▶ [WHAT TO DO]: Collect each line containing "name".

--- Begin INFORMATION PROVIDED ---

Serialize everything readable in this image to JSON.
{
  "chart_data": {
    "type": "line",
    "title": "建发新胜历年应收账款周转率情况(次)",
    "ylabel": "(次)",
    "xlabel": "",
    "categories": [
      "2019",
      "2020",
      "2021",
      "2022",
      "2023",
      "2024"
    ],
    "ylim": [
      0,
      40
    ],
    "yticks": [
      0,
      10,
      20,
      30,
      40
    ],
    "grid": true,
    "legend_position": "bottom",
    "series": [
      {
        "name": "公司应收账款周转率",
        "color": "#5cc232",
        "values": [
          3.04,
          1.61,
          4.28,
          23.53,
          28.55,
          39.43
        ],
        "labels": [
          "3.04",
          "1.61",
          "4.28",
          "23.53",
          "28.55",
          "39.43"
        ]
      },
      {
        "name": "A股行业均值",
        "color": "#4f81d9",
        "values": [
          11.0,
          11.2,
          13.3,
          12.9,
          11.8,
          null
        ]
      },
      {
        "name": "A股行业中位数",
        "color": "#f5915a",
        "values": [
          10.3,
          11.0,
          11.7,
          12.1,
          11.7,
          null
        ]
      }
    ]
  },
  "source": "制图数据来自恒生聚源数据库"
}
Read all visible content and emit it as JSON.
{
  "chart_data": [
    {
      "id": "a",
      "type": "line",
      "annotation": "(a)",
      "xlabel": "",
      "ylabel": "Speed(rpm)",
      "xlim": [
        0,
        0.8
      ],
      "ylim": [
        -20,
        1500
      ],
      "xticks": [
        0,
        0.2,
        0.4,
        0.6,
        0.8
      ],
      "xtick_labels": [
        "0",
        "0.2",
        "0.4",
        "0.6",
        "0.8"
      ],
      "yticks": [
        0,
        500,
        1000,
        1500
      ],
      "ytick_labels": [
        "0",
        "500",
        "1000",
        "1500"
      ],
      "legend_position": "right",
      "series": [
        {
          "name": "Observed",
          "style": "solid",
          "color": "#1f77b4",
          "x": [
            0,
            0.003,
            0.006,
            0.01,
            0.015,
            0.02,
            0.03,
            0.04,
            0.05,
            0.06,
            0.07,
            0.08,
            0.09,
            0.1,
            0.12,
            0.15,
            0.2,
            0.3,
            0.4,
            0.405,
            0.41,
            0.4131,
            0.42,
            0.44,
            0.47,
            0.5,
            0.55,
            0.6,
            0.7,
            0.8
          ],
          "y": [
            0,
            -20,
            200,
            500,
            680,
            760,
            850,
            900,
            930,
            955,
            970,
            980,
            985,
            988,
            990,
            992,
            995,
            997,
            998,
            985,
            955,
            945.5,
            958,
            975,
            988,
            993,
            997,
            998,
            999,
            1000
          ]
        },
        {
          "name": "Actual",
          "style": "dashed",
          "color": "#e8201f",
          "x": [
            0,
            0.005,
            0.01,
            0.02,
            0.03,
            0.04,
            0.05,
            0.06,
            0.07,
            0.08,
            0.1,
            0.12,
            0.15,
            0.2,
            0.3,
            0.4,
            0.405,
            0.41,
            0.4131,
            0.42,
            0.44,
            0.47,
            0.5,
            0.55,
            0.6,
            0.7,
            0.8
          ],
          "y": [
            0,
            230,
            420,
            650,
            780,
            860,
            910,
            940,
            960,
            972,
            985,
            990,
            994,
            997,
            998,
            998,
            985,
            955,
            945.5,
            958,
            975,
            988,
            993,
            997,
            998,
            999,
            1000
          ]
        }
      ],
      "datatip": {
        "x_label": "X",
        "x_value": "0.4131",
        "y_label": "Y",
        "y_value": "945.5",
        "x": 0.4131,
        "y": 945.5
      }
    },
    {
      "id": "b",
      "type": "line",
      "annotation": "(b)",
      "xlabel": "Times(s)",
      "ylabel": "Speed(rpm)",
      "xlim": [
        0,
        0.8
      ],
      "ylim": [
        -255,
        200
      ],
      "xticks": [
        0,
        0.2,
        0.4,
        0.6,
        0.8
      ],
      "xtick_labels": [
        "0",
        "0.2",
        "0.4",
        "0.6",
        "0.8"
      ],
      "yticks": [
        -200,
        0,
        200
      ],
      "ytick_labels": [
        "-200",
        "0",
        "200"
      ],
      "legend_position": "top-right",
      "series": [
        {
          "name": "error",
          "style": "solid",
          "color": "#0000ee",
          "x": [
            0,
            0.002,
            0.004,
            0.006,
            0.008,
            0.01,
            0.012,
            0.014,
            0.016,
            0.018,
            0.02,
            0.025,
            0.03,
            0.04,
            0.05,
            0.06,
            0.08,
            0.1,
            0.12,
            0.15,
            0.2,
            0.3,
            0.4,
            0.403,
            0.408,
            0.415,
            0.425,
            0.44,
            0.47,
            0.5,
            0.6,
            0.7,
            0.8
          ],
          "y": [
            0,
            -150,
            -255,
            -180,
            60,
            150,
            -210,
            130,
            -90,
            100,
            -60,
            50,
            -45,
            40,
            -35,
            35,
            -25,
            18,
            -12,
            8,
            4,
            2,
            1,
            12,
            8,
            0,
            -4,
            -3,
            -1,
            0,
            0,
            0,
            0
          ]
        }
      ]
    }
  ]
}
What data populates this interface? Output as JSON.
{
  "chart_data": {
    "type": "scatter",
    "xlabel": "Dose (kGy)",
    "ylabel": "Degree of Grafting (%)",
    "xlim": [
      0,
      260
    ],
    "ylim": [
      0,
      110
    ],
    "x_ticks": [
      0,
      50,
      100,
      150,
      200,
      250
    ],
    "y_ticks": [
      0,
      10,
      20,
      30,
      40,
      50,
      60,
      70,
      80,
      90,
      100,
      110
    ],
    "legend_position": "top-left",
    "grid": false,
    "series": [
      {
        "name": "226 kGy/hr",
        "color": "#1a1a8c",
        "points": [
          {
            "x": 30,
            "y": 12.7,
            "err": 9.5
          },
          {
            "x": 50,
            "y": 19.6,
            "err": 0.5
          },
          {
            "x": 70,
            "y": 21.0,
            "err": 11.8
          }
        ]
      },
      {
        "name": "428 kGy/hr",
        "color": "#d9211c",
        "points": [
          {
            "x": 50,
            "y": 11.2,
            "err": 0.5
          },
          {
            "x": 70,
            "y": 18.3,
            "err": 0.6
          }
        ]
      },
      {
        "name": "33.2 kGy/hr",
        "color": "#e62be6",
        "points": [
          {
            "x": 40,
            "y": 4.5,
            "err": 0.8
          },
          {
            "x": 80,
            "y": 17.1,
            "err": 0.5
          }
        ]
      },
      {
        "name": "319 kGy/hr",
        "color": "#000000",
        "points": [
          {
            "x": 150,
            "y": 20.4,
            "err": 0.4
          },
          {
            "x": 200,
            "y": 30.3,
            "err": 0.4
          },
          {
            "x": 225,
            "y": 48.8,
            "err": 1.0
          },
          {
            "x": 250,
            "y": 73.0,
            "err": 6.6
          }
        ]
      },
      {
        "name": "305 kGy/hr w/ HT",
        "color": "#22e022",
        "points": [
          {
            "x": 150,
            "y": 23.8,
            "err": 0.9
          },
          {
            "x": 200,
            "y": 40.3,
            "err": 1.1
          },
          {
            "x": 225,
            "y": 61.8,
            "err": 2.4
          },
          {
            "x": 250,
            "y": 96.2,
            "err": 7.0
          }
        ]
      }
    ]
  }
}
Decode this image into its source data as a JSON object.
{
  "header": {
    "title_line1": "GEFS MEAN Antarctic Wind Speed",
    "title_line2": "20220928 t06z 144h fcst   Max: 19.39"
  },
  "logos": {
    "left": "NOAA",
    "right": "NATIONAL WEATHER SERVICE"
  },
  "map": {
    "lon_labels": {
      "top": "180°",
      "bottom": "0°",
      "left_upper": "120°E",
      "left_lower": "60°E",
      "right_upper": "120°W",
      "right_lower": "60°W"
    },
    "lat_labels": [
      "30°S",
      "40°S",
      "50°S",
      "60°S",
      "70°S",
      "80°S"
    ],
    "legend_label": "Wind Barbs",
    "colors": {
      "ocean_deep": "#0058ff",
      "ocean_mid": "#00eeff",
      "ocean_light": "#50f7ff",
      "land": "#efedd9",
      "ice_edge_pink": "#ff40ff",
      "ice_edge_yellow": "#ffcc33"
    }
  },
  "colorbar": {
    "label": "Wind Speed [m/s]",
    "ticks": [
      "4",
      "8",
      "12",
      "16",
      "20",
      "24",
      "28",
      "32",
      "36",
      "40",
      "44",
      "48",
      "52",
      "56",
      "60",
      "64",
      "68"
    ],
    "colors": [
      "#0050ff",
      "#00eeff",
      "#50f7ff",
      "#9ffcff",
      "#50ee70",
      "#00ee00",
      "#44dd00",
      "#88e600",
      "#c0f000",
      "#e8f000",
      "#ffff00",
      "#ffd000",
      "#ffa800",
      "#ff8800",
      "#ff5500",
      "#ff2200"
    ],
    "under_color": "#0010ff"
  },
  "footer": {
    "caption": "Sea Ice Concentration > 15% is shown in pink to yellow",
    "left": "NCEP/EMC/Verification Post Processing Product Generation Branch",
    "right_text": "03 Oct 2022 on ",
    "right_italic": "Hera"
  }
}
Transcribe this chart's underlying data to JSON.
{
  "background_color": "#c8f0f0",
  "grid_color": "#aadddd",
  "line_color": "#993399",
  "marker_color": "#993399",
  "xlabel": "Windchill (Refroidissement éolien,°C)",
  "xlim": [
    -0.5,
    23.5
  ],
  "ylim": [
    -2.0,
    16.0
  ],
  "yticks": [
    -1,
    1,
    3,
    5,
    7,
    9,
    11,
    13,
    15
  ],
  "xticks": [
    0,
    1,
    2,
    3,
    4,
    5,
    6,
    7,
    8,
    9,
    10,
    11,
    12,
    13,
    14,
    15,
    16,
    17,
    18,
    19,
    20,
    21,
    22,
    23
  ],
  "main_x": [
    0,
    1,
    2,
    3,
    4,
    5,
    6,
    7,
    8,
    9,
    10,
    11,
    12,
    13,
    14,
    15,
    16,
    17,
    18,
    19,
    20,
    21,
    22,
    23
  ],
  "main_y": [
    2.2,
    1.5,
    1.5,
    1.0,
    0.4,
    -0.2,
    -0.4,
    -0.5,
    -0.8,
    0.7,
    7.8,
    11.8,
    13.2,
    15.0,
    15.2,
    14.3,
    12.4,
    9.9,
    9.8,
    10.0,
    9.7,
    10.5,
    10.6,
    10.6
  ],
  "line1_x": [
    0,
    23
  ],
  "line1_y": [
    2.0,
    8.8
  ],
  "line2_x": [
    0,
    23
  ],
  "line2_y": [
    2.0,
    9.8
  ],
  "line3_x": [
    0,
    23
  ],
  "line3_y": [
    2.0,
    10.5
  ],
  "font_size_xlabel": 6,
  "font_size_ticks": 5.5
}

--- End INFORMATION PROVIDED ---

▶ [ANSWER TO THE EXERCISE]:
        "name": "公司应收账款周转率",
        "name": "A股行业均值",
        "name": "A股行业中位数",
          "name": "Observed",
          "name": "Actual",
          "name": "error",
        "name": "226 kGy/hr",
        "name": "428 kGy/hr",
        "name": "33.2 kGy/hr",
        "name": "319 kGy/hr",
        "name": "305 kGy/hr w/ HT",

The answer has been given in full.